[BEGIN DATA EXCERPTS]

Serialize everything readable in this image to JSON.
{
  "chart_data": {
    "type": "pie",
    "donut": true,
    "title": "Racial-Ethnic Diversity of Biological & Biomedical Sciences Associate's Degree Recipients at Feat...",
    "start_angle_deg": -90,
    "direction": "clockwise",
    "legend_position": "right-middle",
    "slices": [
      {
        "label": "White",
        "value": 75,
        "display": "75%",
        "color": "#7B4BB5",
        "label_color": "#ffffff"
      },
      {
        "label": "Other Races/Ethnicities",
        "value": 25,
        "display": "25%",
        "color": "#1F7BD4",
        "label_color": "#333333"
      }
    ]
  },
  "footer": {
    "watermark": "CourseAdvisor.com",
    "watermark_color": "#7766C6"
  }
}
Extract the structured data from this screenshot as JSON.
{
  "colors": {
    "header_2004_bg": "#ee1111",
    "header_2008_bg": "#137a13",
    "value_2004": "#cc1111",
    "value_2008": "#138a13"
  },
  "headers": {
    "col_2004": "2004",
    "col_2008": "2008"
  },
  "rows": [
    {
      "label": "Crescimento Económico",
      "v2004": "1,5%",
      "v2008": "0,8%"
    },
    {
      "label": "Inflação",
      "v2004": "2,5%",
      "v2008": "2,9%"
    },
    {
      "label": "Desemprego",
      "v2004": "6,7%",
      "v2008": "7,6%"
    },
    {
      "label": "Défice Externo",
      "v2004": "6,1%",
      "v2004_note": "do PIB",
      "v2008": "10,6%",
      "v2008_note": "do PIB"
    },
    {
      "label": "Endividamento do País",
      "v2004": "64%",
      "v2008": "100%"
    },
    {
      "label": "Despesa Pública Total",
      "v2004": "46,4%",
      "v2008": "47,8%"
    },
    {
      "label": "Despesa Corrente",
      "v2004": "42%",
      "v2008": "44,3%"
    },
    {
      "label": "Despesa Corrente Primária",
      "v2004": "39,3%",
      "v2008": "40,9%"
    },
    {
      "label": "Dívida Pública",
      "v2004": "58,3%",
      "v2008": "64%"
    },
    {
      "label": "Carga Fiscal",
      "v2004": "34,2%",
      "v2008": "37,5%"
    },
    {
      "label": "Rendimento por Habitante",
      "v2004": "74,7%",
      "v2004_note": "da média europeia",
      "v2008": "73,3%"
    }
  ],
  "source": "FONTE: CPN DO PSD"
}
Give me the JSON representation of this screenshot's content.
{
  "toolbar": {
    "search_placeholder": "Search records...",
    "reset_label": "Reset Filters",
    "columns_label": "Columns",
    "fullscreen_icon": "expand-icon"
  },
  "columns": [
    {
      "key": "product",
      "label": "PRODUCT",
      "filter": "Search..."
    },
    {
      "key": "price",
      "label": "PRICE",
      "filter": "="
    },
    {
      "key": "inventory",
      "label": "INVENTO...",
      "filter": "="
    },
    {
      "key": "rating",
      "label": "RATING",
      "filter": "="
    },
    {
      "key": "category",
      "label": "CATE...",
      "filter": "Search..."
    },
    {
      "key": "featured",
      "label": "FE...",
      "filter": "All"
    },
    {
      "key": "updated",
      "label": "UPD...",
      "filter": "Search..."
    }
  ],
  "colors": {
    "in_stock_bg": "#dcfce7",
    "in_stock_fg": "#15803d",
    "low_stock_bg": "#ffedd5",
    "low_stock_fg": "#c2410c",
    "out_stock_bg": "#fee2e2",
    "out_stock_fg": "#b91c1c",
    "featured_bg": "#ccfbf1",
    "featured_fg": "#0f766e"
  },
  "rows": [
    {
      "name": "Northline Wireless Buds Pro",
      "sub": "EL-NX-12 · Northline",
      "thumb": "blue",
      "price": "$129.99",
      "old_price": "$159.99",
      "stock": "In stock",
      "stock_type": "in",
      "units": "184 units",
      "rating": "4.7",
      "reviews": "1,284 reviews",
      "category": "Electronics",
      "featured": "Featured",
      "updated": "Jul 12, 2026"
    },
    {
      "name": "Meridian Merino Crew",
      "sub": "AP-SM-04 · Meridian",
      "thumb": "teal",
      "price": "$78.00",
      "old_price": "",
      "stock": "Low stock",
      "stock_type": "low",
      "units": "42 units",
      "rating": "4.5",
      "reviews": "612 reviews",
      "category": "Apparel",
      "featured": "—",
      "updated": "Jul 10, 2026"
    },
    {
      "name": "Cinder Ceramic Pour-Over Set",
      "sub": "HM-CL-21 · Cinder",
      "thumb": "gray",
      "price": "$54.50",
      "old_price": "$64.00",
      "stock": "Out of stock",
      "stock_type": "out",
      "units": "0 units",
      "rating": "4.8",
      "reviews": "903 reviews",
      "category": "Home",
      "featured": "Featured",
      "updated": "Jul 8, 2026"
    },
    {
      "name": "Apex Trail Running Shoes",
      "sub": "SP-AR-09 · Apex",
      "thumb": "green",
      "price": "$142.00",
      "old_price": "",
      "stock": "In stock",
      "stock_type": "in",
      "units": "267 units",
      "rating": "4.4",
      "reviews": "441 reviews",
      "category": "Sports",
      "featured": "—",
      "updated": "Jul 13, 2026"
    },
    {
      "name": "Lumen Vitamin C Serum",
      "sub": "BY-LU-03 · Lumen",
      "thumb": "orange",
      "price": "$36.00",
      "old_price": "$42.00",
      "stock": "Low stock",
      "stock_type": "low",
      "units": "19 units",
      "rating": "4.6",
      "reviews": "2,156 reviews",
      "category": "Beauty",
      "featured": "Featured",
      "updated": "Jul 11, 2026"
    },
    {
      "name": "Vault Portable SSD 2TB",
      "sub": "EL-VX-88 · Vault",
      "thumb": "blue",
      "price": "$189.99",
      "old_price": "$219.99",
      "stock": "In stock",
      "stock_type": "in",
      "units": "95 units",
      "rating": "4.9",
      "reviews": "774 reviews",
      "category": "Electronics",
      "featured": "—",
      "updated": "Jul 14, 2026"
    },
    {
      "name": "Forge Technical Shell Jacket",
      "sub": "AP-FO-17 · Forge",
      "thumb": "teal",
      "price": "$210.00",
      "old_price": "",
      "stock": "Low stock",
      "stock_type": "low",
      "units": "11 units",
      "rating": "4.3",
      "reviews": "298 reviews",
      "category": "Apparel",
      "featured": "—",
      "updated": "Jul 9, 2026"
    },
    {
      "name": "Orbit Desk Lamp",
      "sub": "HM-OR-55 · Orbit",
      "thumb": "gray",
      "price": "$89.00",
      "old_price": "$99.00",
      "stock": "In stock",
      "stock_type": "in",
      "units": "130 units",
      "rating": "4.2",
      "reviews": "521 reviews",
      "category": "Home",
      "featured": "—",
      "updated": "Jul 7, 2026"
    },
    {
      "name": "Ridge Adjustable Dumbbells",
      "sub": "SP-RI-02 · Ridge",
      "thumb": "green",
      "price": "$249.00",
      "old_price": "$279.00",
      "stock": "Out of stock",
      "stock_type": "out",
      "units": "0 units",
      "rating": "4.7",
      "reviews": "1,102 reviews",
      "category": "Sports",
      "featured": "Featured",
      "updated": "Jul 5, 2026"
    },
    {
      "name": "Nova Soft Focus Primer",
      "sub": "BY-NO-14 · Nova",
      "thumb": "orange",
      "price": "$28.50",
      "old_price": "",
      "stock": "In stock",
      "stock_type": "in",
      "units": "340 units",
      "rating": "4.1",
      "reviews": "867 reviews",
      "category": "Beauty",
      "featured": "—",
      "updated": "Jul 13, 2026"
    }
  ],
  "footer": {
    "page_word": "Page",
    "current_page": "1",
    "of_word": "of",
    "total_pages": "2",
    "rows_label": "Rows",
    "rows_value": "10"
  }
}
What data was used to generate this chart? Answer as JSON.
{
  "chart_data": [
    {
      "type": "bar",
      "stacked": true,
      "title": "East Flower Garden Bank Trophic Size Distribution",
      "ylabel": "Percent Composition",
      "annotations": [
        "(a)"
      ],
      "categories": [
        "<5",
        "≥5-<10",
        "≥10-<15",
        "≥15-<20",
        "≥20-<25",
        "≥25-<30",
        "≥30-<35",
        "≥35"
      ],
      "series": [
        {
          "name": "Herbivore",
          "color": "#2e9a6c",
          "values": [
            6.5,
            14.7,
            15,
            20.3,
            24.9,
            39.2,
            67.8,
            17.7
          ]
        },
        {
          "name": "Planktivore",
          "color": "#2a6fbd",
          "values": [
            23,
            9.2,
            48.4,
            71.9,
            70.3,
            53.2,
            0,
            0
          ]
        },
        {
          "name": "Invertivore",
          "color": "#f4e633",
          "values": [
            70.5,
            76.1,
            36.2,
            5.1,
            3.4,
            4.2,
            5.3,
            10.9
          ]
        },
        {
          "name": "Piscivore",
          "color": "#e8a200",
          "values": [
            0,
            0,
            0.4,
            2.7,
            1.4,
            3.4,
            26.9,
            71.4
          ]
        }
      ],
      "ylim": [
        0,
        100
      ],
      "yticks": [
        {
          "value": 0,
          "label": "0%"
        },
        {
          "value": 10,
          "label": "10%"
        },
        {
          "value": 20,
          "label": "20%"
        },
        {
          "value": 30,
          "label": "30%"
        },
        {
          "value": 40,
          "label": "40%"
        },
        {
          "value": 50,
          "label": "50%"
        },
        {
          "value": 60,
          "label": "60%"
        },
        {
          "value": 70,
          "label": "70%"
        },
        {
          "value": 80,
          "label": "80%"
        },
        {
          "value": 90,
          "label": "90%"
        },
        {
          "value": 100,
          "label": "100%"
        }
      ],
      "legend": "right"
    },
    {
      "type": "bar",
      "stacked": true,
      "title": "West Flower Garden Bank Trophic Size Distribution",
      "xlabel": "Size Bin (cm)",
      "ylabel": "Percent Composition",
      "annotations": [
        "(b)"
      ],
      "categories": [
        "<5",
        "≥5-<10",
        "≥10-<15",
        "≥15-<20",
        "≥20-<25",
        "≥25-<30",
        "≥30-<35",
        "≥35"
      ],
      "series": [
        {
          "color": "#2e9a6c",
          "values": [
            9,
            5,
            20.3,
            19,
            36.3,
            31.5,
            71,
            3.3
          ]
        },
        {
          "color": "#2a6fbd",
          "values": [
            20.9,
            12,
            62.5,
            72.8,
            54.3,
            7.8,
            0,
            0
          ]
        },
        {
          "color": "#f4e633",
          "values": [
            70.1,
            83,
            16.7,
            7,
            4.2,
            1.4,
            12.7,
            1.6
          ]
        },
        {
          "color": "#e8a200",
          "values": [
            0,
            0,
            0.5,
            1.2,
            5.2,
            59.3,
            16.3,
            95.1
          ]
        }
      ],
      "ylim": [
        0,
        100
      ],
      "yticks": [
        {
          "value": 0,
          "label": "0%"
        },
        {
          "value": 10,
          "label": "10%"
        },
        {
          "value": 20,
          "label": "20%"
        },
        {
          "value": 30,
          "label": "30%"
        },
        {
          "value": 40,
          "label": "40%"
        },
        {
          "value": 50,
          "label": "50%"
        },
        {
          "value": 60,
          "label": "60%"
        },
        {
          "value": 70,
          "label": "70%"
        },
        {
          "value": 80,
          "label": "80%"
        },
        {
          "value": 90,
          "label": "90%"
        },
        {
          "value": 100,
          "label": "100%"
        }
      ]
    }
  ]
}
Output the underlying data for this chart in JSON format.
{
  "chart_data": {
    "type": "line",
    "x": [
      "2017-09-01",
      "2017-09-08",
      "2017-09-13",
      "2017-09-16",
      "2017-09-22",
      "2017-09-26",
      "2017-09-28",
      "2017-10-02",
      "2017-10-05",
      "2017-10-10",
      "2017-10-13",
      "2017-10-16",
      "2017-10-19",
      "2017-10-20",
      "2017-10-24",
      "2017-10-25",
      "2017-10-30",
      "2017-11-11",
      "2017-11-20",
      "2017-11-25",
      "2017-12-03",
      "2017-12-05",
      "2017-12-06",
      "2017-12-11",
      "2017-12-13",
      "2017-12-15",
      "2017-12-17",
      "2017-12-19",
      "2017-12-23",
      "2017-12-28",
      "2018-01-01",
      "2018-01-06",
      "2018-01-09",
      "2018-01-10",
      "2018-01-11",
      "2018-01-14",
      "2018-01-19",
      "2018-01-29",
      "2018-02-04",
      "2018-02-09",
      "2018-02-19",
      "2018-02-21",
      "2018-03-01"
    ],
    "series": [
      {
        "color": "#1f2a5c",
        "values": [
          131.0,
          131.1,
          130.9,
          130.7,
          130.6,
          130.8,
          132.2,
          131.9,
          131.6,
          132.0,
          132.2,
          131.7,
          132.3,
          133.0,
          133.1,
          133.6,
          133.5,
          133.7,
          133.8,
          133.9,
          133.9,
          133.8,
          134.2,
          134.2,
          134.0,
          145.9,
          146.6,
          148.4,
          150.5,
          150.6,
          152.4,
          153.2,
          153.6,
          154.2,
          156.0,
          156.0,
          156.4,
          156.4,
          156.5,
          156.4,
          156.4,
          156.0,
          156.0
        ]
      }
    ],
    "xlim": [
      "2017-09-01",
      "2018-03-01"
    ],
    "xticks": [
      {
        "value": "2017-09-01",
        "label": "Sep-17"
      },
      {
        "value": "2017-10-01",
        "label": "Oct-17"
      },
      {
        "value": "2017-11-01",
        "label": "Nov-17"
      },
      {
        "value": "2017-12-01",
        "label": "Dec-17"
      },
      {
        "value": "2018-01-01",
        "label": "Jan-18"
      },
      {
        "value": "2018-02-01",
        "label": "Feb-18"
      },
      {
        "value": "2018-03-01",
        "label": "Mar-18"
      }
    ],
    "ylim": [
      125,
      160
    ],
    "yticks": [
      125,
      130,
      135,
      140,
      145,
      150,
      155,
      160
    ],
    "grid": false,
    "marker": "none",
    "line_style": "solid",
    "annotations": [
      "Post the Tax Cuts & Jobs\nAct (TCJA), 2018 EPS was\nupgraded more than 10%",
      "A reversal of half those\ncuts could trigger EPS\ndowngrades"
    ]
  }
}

[END DATA EXCERPTS]

### GOAL
Return each line among the entries that holds the word "Garden".

### CORRECT ANSWER
      "title": "East Flower Garden Bank Trophic Size Distribution",
      "title": "West Flower Garden Bank Trophic Size Distribution",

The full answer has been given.